Instructions for the task:
Only lines with the string "screenshot" matter here; gather them from the material below.
↓
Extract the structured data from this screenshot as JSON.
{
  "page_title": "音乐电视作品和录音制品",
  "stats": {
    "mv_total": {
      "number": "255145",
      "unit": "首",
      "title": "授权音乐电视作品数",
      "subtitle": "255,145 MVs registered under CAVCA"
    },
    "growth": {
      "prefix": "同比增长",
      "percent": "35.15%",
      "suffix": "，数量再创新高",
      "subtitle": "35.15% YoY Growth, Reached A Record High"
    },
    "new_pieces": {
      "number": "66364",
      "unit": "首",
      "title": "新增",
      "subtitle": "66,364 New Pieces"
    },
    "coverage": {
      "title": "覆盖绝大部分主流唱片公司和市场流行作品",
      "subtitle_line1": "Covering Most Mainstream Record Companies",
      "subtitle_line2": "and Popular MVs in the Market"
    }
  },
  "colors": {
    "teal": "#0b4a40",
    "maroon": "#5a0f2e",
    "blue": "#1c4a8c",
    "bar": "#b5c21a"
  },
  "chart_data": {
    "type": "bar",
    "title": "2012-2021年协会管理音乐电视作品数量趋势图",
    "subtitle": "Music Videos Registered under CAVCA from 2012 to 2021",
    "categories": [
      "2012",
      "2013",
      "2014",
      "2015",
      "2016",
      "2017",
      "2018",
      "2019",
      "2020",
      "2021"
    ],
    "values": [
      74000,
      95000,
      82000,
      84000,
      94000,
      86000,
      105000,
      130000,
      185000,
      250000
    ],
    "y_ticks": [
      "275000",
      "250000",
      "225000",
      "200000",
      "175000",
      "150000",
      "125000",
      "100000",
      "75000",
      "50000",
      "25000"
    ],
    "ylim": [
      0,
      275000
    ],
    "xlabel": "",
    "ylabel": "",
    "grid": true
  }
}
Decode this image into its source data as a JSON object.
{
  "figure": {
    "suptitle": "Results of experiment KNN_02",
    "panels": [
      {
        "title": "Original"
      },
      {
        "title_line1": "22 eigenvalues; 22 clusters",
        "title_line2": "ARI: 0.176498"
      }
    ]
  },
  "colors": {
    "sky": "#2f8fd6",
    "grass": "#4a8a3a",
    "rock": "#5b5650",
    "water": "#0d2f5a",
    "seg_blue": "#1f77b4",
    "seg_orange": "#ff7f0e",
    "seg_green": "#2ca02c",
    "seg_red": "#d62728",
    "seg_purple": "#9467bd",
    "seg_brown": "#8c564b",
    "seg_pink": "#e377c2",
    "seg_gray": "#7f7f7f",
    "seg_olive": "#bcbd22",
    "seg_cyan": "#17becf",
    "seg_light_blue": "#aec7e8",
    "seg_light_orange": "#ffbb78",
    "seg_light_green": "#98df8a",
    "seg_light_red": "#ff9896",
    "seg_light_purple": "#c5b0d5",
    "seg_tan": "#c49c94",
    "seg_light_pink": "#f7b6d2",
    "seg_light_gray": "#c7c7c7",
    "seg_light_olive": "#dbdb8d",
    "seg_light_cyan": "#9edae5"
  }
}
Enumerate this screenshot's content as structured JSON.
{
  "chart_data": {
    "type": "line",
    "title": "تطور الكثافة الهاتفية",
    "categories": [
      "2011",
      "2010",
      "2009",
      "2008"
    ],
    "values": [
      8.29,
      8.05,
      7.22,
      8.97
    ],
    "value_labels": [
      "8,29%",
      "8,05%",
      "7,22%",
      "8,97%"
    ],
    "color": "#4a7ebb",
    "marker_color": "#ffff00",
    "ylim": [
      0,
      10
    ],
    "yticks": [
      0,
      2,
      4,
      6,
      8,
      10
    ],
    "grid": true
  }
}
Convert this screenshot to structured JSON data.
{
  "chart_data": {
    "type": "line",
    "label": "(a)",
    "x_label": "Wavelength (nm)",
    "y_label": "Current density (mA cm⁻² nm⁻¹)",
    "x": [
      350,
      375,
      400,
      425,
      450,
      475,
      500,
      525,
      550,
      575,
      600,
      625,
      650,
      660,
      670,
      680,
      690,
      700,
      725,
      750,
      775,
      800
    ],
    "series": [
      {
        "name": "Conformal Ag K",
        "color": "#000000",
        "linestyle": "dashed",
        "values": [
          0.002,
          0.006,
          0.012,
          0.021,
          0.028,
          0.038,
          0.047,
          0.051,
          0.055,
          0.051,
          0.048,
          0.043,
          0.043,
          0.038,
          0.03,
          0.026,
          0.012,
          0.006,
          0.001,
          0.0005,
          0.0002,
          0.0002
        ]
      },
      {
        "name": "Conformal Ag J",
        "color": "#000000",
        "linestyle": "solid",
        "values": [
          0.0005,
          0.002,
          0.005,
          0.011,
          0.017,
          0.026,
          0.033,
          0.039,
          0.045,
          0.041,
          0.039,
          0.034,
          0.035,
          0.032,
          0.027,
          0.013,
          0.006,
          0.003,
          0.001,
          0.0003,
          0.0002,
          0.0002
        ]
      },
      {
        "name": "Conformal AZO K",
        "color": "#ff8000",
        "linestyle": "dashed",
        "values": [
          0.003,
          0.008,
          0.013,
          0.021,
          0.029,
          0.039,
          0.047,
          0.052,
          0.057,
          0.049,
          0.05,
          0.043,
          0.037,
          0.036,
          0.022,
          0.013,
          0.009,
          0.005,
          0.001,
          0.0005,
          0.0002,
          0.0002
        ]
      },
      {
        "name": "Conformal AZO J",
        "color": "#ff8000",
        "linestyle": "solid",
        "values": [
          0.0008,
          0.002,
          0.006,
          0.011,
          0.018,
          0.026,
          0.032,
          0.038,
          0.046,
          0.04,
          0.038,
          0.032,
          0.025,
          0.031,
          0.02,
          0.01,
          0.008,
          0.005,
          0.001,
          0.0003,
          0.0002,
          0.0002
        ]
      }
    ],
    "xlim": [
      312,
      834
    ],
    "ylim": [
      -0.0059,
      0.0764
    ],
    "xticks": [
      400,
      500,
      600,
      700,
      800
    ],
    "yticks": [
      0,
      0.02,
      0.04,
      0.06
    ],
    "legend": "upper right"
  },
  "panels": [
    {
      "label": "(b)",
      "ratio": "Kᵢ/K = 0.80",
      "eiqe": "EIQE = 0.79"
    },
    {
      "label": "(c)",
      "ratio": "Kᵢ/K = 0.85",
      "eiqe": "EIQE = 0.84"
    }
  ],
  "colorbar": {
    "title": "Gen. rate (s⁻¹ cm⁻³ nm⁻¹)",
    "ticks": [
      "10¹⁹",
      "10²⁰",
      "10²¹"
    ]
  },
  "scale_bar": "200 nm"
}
↑
↓
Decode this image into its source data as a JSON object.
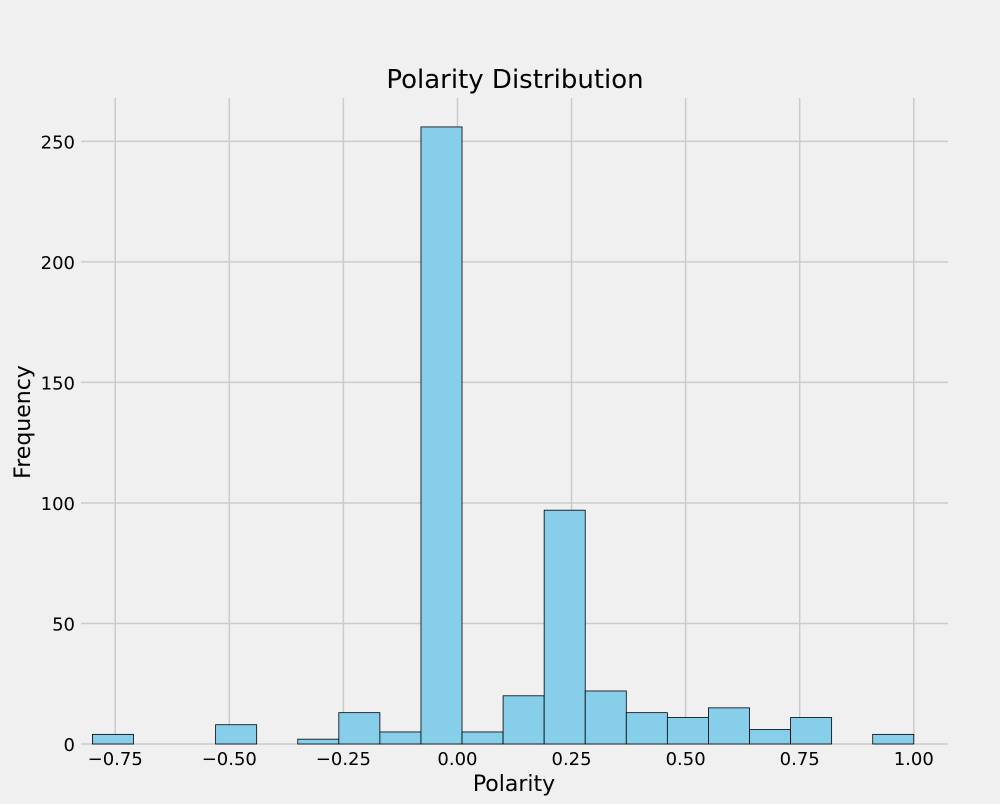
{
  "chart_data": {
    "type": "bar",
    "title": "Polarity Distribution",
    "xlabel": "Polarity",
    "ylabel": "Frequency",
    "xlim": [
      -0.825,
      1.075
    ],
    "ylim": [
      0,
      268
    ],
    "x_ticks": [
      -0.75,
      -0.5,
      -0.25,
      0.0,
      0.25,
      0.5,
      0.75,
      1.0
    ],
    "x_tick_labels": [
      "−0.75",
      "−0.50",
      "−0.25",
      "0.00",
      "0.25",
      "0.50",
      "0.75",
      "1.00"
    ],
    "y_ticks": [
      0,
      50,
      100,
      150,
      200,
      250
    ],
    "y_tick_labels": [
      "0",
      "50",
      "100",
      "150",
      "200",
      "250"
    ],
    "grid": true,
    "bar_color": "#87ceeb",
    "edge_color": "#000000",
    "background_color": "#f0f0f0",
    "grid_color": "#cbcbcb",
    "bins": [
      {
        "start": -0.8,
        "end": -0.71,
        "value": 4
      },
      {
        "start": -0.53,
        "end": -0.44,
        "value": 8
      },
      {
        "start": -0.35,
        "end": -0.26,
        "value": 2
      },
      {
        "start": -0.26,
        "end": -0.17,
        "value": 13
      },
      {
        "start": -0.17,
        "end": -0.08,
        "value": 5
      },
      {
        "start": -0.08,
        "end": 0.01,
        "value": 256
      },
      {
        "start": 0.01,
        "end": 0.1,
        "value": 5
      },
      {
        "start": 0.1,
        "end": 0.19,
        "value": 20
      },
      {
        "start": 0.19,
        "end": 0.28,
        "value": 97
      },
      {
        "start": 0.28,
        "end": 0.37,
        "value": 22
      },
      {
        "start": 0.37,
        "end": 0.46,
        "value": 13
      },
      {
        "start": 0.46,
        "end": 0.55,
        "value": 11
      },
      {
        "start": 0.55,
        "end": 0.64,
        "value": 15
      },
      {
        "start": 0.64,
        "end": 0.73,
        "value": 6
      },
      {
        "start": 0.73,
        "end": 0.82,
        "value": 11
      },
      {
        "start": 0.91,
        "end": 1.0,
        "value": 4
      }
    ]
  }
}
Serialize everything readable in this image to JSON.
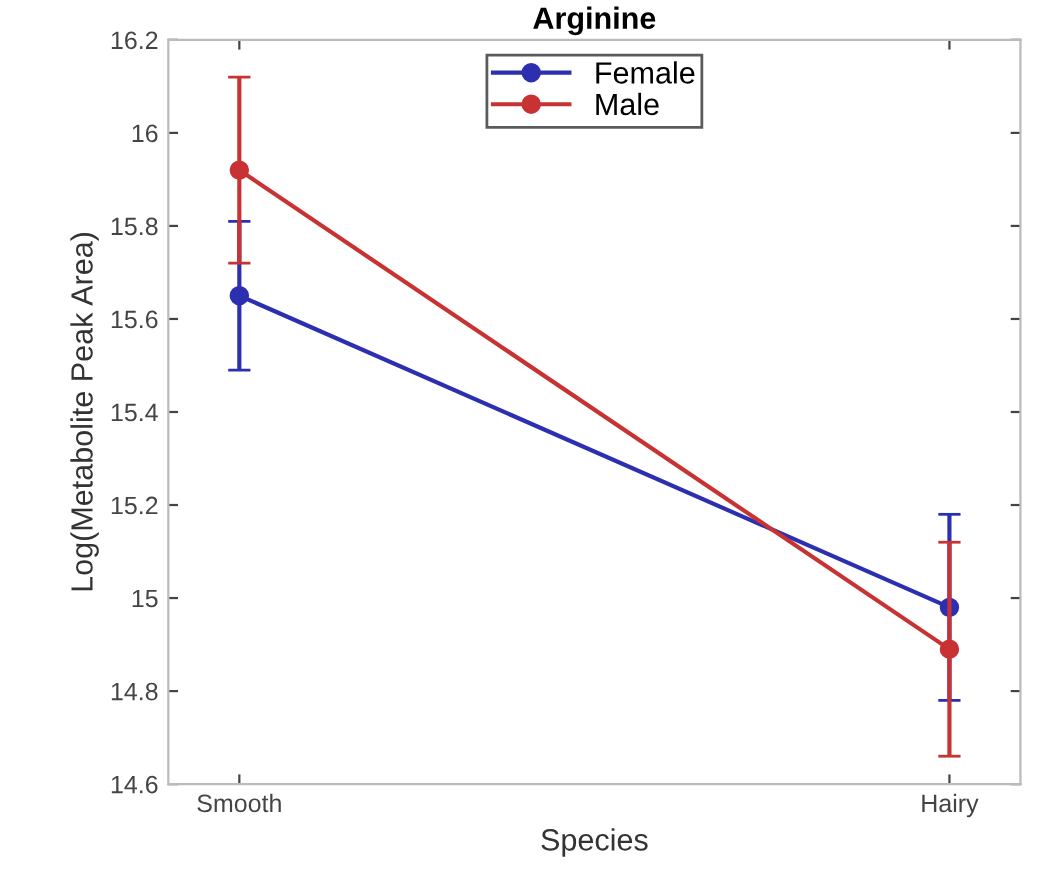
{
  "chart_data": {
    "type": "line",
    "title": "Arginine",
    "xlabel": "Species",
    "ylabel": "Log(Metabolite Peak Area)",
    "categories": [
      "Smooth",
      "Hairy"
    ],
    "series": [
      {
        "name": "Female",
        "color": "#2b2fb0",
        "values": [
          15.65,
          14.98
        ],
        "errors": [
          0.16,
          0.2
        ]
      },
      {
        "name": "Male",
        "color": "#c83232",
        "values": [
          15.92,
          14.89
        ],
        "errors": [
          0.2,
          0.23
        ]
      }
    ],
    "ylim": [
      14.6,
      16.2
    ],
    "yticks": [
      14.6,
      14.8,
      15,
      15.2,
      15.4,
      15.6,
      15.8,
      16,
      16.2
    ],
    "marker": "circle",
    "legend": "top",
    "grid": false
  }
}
↑
The reply:
Extract the structured data from this screenshot as JSON.
Enumerate this screenshot's content as structured JSON.
Convert this screenshot to structured JSON data.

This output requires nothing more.